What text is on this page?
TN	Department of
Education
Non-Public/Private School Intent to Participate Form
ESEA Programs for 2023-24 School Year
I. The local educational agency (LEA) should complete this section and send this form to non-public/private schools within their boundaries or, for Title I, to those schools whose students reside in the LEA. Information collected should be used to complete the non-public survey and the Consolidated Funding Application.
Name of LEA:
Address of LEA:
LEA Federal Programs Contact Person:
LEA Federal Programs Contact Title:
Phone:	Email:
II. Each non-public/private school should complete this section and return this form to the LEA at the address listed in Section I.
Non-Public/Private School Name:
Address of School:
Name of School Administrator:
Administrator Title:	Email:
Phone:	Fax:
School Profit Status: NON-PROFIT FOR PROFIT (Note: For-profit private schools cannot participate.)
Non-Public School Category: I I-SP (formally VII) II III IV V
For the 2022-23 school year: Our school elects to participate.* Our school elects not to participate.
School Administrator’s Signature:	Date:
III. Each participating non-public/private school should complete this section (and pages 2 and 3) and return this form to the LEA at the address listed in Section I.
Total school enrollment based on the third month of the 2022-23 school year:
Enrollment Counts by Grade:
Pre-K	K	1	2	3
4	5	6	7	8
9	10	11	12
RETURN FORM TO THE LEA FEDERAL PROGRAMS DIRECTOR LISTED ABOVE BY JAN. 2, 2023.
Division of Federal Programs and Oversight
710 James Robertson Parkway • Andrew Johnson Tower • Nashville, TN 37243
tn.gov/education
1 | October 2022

EXERCISE BRIEF -
Using the listing above, please repeat every entry exactly.

WORKED SOLUTION -
What text is on this page?
TN	Department of
Education
Non-Public/Private School Intent to Participate Form
ESEA Programs for 2023-24 School Year
I. The local educational agency (LEA) should complete this section and send this form to non-public/private schools within their boundaries or, for Title I, to those schools whose students reside in the LEA. Information collected should be used to complete the non-public survey and the Consolidated Funding Application.
Name of LEA:
Address of LEA:
LEA Federal Programs Contact Person:
LEA Federal Programs Contact Title:
Phone:	Email:
II. Each non-public/private school should complete this section and return this form to the LEA at the address listed in Section I.
Non-Public/Private School Name:
Address of School:
Name of School Administrator:
Administrator Title:	Email:
Phone:	Fax:
School Profit Status: NON-PROFIT FOR PROFIT (Note: For-profit private schools cannot participate.)
Non-Public School Category: I I-SP (formally VII) II III IV V
For the 2022-23 school year: Our school elects to participate.* Our school elects not to participate.
School Administrator’s Signature:	Date:
III. Each participating non-public/private school should complete this section (and pages 2 and 3) and return this form to the LEA at the address listed in Section I.
Total school enrollment based on the third month of the 2022-23 school year:
Enrollment Counts by Grade:
Pre-K	K	1	2	3
4	5	6	7	8
9	10	11	12
RETURN FORM TO THE LEA FEDERAL PROGRAMS DIRECTOR LISTED ABOVE BY JAN. 2, 2023.
Division of Federal Programs and Oversight
710 James Robertson Parkway • Andrew Johnson Tower • Nashville, TN 37243
tn.gov/education
1 | October 2022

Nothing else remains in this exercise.